> _What to produce_: Reproduce the listing below character for character; drop every image.

══════

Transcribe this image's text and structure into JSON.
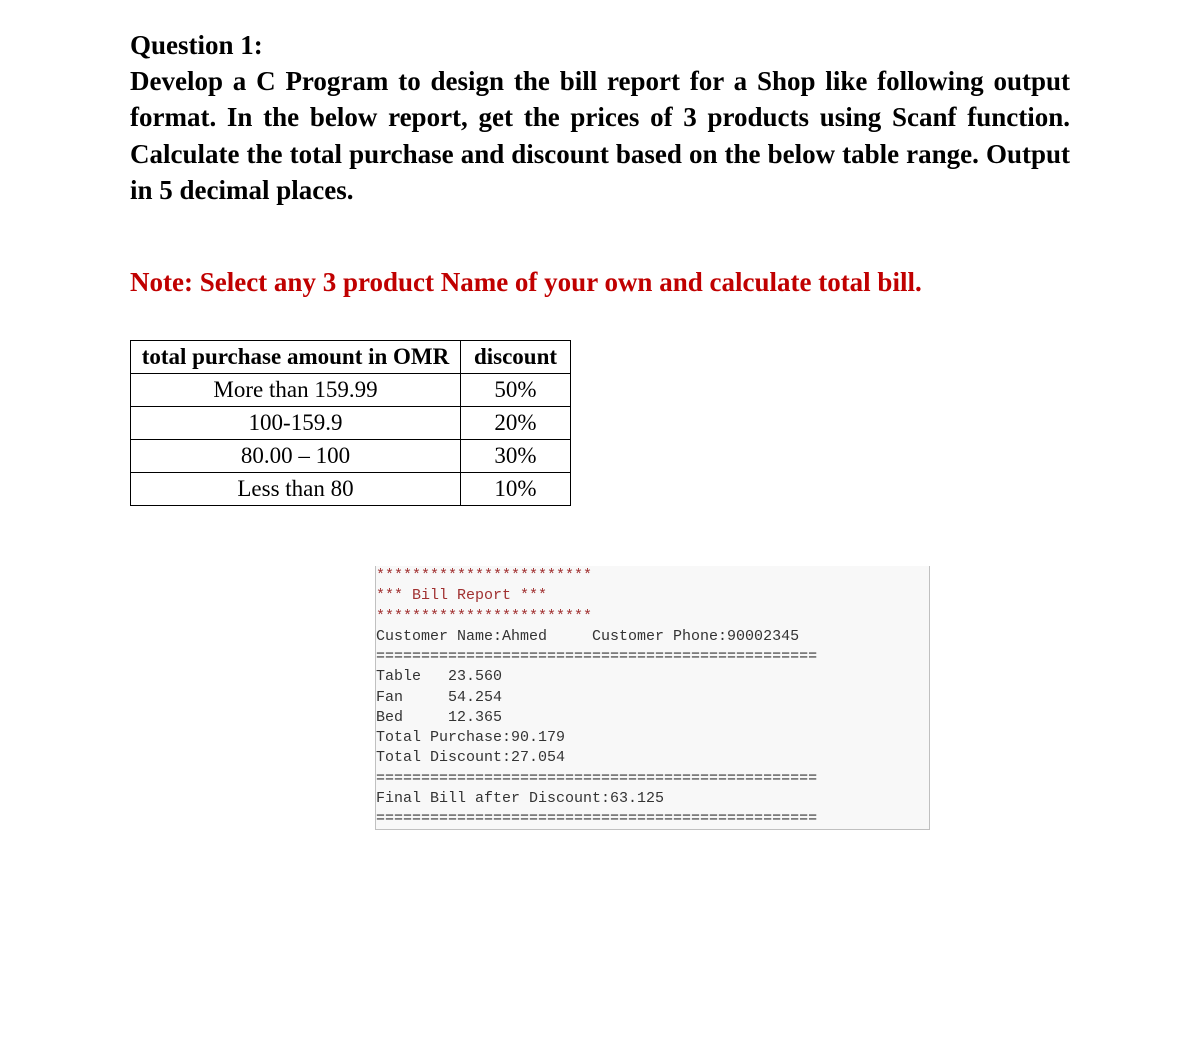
{
  "question": {
    "title": "Question 1:",
    "body": "Develop a C Program to design the bill report for a Shop like following output format. In the below report, get the prices of 3 products using Scanf function. Calculate the total purchase and discount based on the below table range. Output in 5 decimal places."
  },
  "note": "Note: Select any 3 product Name of your own and calculate total bill.",
  "discount_table": {
    "headers": [
      "total purchase amount in OMR",
      "discount"
    ],
    "rows": [
      [
        "More than 159.99",
        "50%"
      ],
      [
        "100-159.9",
        "20%"
      ],
      [
        "80.00 – 100",
        "30%"
      ],
      [
        "Less than 80",
        "10%"
      ]
    ],
    "border_color": "#000000",
    "font_size": 23
  },
  "console": {
    "stars_line": "************************",
    "title": "*** Bill Report ***",
    "customer_line": "Customer Name:Ahmed     Customer Phone:90002345",
    "divider": "=================================================",
    "products": [
      {
        "name": "Table",
        "price": "23.560"
      },
      {
        "name": "Fan",
        "price": "54.254"
      },
      {
        "name": "Bed",
        "price": "12.365"
      }
    ],
    "total_purchase": "Total Purchase:90.179",
    "total_discount": "Total Discount:27.054",
    "final_bill": "Final Bill after Discount:63.125",
    "background_color": "#f8f8f8",
    "border_color": "#c0c0c0",
    "text_color": "#333333",
    "red_color": "#a03030",
    "font_size": 15
  },
  "colors": {
    "black": "#000000",
    "red": "#c00000",
    "white": "#ffffff"
  }
}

══════

> _Reply_:
Transcribe this image's text and structure into JSON.
{
  "question": {
    "title": "Question 1:",
    "body": "Develop a C Program to design the bill report for a Shop like following output format. In the below report, get the prices of 3 products using Scanf function. Calculate the total purchase and discount based on the below table range. Output in 5 decimal places."
  },
  "note": "Note: Select any 3 product Name of your own and calculate total bill.",
  "discount_table": {
    "headers": [
      "total purchase amount in OMR",
      "discount"
    ],
    "rows": [
      [
        "More than 159.99",
        "50%"
      ],
      [
        "100-159.9",
        "20%"
      ],
      [
        "80.00 – 100",
        "30%"
      ],
      [
        "Less than 80",
        "10%"
      ]
    ],
    "border_color": "#000000",
    "font_size": 23
  },
  "console": {
    "stars_line": "************************",
    "title": "*** Bill Report ***",
    "customer_line": "Customer Name:Ahmed     Customer Phone:90002345",
    "divider": "=================================================",
    "products": [
      {
        "name": "Table",
        "price": "23.560"
      },
      {
        "name": "Fan",
        "price": "54.254"
      },
      {
        "name": "Bed",
        "price": "12.365"
      }
    ],
    "total_purchase": "Total Purchase:90.179",
    "total_discount": "Total Discount:27.054",
    "final_bill": "Final Bill after Discount:63.125",
    "background_color": "#f8f8f8",
    "border_color": "#c0c0c0",
    "text_color": "#333333",
    "red_color": "#a03030",
    "font_size": 15
  },
  "colors": {
    "black": "#000000",
    "red": "#c00000",
    "white": "#ffffff"
  }
}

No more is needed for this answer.